**What is expected**
Please report every line from the material that contains the word "color".

----------

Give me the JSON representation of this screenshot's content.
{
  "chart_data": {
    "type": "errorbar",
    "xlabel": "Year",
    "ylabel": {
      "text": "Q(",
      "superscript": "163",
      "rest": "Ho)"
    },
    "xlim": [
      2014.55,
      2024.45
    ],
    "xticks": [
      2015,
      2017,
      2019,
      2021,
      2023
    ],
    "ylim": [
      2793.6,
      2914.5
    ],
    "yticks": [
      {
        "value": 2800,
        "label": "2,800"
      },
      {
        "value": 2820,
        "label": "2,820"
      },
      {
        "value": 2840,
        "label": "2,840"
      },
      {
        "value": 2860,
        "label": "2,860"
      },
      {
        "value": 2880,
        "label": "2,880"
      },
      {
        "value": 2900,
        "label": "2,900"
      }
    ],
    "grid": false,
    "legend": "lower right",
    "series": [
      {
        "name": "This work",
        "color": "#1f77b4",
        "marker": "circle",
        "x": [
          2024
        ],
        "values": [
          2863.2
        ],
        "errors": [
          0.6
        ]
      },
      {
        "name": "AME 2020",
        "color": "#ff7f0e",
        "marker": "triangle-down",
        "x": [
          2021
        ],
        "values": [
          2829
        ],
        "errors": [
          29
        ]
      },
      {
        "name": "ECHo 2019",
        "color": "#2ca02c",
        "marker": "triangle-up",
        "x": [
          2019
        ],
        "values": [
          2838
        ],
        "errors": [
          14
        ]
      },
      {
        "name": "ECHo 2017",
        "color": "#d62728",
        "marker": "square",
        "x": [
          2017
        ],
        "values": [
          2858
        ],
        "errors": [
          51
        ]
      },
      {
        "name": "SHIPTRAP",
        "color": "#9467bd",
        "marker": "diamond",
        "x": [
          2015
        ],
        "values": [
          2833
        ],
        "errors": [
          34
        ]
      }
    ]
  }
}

----------

**Correct result**
        "color": "#1f77b4",
        "color": "#ff7f0e",
        "color": "#2ca02c",
        "color": "#d62728",
        "color": "#9467bd",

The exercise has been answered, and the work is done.